* _WRITTEN EXERCISE_: Extract each line of the records below that contains the word "Staff".

[Data records]
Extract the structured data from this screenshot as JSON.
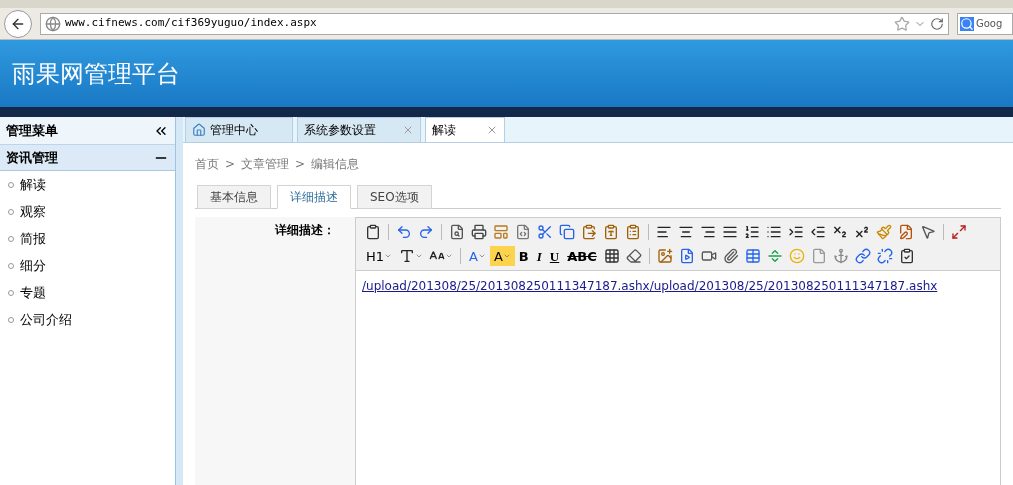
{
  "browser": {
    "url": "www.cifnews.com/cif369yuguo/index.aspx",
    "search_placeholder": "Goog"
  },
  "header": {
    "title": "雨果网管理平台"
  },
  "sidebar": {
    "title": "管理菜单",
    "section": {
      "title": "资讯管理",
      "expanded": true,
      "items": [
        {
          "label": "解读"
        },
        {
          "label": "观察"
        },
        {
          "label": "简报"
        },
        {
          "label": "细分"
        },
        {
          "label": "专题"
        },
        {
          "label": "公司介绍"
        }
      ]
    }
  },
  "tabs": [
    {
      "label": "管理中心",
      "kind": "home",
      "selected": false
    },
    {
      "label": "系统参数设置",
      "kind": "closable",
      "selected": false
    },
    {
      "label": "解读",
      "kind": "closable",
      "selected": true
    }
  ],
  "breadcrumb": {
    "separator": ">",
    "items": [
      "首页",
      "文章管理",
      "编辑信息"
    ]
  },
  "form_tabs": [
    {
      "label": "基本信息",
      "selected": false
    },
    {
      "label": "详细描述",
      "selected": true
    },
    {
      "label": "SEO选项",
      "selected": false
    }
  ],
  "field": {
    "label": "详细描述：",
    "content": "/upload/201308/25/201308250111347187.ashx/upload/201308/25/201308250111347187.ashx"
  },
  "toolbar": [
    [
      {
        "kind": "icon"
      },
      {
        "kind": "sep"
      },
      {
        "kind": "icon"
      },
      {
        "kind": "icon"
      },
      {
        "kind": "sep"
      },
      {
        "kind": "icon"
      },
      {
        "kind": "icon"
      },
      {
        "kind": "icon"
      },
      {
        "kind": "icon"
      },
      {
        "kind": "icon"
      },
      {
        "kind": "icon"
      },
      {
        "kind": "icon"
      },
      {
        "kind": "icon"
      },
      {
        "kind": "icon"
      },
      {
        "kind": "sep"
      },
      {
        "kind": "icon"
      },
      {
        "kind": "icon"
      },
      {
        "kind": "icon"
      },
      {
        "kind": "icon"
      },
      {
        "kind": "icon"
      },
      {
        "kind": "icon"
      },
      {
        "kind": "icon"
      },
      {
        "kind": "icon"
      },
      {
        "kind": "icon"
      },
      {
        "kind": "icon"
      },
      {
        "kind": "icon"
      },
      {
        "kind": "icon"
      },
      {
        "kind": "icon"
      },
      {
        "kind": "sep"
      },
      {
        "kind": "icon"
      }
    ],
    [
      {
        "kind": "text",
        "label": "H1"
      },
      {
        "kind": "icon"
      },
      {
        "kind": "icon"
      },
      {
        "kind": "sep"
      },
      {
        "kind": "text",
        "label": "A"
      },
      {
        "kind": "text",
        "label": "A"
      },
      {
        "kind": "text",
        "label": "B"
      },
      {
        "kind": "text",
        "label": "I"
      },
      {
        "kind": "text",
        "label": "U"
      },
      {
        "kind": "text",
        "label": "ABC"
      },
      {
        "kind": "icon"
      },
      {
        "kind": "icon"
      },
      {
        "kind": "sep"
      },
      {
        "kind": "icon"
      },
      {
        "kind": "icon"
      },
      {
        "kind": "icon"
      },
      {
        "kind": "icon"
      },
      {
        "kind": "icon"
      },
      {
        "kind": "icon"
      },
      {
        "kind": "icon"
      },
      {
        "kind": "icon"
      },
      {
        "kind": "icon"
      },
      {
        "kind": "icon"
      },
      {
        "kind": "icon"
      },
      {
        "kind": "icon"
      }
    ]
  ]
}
==
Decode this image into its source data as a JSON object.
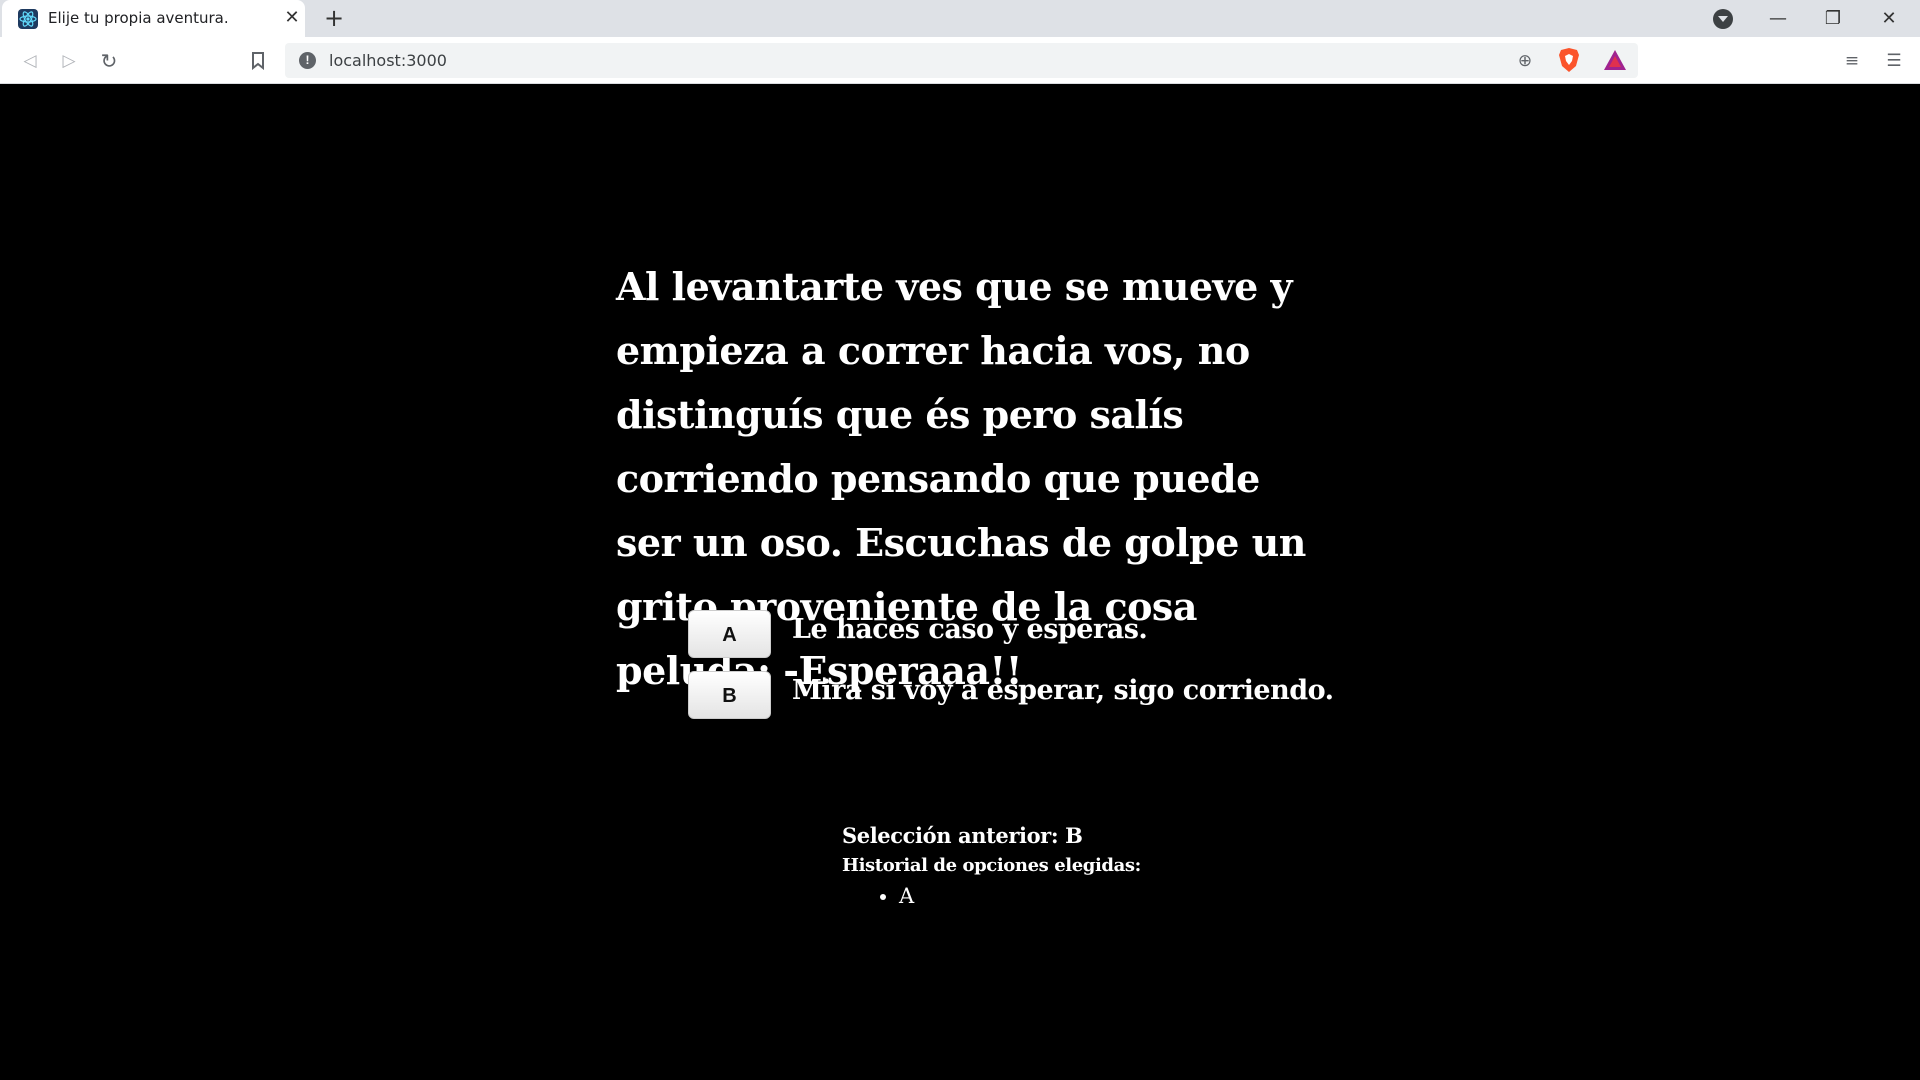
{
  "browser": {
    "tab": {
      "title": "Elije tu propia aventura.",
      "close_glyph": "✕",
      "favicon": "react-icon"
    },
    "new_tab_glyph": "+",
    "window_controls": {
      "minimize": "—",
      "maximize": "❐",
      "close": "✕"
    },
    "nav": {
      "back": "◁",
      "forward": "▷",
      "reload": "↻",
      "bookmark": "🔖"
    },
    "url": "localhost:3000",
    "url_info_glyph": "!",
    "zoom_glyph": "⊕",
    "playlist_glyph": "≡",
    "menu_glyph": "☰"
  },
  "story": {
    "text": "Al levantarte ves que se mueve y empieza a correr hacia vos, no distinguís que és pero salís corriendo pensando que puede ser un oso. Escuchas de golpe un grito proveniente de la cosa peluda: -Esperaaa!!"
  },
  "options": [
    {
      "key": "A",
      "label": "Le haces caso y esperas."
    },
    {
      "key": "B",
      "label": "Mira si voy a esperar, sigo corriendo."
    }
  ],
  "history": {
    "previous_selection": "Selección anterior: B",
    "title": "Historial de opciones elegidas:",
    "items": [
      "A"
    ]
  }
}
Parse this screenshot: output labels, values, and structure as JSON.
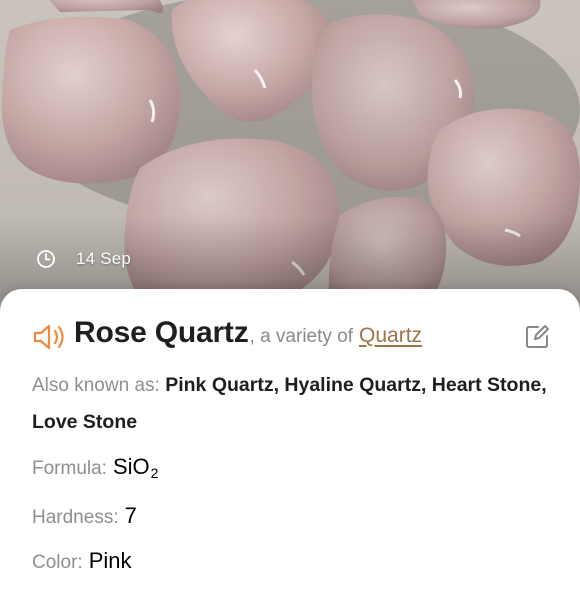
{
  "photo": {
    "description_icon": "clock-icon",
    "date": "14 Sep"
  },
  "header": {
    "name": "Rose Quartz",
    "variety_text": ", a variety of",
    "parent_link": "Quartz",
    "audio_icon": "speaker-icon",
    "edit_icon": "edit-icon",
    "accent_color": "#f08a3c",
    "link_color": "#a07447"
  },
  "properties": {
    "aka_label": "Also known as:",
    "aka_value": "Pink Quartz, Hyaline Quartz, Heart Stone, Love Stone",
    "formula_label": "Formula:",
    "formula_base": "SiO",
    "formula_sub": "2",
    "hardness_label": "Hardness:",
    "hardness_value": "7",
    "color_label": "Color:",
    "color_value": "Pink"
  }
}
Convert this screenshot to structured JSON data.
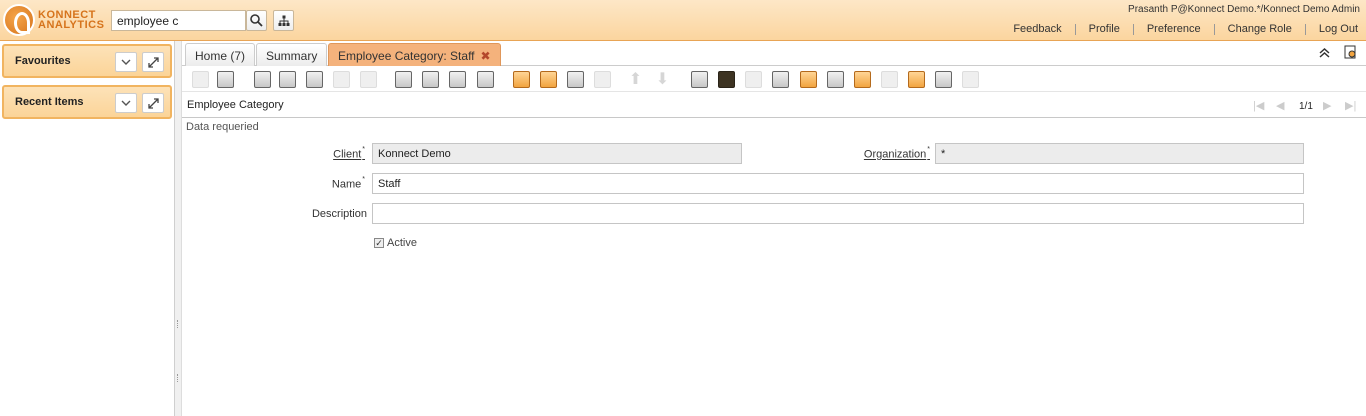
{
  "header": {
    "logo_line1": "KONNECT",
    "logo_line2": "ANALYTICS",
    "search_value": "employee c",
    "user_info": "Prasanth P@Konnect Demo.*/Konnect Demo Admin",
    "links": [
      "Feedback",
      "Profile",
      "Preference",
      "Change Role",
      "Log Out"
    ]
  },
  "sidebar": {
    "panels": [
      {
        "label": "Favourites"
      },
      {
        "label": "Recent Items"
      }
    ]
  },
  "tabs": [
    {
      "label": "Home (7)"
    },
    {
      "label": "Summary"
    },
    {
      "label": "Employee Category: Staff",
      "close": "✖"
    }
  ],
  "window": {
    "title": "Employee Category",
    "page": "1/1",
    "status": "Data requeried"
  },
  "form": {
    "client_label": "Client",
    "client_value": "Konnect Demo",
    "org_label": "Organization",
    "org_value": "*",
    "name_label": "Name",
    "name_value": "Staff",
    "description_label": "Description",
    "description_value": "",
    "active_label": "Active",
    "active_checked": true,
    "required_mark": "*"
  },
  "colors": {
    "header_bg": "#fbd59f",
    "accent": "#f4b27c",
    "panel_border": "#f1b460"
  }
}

* _RESULT FOR THIS EXERCISE_:
      "label": "Employee Category: Staff",
    "name_value": "Staff",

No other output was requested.